→ **SHORT EXERCISE**
Look over the lines below. Report each one that includes the string "name".
======== PROVIDED MATERIAL ========
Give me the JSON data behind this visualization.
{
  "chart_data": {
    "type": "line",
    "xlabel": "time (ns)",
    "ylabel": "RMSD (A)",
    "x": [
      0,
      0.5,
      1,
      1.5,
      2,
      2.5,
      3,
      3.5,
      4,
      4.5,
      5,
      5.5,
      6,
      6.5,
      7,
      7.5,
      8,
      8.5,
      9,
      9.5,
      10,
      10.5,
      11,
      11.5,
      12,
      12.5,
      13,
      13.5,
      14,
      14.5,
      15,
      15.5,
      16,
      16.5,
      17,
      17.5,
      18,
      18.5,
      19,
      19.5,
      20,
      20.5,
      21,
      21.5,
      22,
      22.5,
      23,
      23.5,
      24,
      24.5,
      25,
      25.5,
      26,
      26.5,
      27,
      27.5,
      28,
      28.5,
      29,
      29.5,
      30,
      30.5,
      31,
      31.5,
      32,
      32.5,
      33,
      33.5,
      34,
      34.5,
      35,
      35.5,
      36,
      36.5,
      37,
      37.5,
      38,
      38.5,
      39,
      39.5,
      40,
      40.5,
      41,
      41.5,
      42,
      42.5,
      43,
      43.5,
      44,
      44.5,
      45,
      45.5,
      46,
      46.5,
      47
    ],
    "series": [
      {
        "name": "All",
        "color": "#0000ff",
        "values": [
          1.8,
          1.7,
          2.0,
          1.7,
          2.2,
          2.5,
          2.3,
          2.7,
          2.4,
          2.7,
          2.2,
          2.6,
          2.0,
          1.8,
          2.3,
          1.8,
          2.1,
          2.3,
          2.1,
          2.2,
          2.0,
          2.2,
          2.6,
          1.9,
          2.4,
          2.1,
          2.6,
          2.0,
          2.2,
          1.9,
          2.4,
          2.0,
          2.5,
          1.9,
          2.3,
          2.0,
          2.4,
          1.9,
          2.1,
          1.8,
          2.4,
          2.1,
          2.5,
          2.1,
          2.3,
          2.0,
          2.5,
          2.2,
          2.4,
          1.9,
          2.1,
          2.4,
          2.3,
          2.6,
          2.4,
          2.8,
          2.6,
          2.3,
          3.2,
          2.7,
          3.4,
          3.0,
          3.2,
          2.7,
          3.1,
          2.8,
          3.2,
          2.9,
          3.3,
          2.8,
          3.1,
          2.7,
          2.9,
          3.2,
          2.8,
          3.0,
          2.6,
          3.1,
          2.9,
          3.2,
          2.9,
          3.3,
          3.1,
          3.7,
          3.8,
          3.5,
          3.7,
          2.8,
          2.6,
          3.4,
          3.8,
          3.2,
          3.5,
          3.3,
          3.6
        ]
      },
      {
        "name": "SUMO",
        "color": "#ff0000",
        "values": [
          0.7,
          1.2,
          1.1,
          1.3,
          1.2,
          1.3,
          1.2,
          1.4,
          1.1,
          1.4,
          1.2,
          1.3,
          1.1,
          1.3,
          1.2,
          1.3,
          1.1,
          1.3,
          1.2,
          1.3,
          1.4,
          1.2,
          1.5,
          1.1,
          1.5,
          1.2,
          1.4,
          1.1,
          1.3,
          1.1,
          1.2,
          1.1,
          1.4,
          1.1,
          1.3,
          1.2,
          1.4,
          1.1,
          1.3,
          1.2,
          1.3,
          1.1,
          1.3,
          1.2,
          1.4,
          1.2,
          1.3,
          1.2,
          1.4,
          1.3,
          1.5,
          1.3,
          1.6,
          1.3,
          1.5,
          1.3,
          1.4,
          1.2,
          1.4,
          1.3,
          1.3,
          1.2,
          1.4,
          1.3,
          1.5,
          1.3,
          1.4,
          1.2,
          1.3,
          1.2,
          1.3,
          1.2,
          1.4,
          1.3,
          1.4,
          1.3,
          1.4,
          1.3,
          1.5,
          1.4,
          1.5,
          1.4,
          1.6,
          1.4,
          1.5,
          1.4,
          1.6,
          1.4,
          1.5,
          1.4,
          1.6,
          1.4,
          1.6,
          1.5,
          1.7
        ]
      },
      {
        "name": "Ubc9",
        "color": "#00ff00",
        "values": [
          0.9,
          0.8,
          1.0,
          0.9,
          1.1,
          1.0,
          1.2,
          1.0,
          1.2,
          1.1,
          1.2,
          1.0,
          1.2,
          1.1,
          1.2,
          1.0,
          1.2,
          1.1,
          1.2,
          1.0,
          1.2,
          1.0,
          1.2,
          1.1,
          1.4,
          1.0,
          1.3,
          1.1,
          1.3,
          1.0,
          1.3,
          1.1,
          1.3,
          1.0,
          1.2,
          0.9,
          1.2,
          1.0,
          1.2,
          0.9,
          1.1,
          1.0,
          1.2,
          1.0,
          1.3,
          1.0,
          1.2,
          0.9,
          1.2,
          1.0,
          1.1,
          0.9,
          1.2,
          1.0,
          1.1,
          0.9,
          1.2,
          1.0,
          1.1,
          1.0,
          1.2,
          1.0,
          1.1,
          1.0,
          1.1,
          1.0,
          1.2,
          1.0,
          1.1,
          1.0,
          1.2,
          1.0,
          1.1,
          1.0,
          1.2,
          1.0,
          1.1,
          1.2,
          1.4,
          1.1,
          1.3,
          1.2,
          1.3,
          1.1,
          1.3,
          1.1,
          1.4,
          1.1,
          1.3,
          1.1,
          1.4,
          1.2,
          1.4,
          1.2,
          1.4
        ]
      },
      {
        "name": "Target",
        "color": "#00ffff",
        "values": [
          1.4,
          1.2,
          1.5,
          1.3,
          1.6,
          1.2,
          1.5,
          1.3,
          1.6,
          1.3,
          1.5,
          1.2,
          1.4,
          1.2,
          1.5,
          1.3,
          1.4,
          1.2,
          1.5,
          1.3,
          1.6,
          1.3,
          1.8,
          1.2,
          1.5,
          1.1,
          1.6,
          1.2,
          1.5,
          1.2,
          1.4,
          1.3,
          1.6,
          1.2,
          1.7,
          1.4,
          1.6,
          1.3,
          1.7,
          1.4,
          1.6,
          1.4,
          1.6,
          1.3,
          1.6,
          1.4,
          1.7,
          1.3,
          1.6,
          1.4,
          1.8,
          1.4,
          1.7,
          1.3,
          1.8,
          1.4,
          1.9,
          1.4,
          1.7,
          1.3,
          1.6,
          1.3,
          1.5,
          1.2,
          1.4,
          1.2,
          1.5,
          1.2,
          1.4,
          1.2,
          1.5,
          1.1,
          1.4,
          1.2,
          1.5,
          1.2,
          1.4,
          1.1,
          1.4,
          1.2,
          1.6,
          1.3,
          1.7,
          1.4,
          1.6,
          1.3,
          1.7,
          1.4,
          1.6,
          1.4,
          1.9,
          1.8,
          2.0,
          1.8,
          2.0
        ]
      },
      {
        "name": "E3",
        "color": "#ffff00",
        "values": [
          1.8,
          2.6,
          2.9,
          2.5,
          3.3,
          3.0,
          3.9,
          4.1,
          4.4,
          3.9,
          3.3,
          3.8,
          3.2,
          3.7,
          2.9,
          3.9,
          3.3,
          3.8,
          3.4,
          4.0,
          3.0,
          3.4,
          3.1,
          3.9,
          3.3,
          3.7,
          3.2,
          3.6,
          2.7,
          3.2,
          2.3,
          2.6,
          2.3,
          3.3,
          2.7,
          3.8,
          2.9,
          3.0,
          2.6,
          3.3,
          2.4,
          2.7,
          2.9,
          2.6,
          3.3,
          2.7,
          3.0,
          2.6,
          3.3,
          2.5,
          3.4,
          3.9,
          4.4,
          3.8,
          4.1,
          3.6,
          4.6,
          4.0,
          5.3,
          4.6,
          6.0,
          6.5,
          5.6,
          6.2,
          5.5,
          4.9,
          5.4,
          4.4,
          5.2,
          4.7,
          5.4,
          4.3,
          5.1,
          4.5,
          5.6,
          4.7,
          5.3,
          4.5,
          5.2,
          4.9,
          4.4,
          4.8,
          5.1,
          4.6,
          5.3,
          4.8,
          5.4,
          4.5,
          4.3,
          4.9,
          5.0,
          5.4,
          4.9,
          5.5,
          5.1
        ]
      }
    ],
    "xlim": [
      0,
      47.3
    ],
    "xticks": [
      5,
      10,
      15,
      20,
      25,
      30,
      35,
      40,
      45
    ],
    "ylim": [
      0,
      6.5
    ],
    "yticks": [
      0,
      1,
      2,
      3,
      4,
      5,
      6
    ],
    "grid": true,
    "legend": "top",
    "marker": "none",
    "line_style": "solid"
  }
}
========
→ **PROBLEM SOLUTION**
        "name": "All",
        "name": "SUMO",
        "name": "Ubc9",
        "name": "Target",
        "name": "E3",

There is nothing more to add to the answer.